## OBJECTIVE
Find the word "kick" in the data. Return every line where it appears.

[Dataset excerpts]
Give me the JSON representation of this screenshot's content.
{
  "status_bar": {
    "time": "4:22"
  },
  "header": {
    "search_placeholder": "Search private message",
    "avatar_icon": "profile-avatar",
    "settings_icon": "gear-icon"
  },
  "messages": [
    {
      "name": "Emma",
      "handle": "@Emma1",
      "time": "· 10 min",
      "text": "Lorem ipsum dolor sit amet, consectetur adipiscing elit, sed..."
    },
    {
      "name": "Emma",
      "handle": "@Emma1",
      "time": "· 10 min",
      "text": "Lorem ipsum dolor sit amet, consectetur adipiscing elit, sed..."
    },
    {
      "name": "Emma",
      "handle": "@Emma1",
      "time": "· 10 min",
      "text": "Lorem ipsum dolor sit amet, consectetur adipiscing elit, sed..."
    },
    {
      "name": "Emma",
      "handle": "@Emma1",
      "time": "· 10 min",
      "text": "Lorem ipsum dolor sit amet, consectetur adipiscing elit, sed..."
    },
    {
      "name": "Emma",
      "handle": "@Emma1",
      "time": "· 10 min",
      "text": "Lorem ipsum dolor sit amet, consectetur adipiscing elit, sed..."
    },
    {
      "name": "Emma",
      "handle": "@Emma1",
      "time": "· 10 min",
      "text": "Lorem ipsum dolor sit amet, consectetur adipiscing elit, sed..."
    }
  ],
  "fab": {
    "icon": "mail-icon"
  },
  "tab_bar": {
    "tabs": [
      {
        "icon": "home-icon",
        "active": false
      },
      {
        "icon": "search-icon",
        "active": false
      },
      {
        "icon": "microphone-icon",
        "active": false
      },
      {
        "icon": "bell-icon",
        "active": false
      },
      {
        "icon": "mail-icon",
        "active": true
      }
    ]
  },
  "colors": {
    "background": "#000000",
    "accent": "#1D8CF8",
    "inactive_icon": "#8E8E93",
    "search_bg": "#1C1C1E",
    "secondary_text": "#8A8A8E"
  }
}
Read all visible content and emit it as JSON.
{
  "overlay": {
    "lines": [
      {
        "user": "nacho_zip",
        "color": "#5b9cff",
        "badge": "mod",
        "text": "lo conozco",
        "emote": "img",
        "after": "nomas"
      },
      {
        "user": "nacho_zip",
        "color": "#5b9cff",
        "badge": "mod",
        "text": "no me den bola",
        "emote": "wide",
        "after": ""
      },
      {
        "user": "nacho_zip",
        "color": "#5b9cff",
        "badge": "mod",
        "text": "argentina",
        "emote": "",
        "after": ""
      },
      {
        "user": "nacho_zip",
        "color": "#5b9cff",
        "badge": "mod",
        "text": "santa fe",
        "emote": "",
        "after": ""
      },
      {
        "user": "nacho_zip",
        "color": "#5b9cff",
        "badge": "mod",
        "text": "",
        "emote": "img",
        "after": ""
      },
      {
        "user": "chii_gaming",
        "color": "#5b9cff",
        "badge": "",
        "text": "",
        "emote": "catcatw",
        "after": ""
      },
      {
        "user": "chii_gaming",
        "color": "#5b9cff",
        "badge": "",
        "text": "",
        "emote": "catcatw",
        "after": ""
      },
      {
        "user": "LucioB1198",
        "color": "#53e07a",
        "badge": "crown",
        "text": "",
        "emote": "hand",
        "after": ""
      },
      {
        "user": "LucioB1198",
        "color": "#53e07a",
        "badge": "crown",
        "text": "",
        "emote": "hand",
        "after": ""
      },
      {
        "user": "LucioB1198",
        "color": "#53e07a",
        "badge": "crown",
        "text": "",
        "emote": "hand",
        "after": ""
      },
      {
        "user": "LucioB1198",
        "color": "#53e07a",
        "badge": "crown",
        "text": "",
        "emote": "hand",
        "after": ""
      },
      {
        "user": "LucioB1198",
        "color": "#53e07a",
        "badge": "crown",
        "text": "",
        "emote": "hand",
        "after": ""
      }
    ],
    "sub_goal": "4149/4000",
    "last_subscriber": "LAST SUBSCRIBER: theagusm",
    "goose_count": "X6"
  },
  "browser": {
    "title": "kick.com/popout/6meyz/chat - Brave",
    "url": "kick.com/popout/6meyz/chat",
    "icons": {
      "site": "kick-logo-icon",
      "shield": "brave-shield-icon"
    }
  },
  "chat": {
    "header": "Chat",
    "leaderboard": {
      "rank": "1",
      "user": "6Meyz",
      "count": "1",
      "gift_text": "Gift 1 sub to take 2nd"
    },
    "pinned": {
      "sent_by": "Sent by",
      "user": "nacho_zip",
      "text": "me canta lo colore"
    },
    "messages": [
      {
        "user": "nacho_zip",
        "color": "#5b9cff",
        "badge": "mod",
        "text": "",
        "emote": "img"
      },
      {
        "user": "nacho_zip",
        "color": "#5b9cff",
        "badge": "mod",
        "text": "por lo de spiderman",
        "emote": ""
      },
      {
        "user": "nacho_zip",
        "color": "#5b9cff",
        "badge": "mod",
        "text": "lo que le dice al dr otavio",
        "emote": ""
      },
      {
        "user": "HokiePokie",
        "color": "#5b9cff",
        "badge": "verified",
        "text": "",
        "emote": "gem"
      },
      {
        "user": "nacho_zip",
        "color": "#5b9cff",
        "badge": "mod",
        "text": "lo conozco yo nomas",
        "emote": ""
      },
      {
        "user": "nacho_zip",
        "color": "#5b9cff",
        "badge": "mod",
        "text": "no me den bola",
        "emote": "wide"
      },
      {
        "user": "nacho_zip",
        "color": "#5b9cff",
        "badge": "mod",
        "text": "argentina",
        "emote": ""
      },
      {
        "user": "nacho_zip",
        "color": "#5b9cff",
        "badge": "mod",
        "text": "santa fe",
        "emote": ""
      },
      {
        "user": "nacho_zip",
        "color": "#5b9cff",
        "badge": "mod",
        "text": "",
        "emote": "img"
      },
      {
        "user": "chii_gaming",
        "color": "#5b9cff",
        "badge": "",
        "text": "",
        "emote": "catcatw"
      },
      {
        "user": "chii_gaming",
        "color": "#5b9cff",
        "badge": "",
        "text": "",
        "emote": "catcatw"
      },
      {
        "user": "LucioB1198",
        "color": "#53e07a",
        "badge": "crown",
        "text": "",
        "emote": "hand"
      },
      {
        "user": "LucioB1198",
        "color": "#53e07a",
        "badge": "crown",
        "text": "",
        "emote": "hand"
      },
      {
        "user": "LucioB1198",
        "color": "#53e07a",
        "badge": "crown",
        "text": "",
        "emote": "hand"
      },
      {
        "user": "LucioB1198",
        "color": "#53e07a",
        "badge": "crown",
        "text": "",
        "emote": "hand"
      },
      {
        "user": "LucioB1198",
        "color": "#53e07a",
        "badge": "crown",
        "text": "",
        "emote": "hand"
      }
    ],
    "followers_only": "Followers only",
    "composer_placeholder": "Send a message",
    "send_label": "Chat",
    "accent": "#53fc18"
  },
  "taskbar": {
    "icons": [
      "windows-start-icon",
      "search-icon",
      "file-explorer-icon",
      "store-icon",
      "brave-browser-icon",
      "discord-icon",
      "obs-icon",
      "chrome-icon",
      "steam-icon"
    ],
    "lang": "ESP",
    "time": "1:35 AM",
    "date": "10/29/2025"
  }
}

## RESULT
    "title": "kick.com/popout/6meyz/chat - Brave",
    "url": "kick.com/popout/6meyz/chat",
      "site": "kick-logo-icon",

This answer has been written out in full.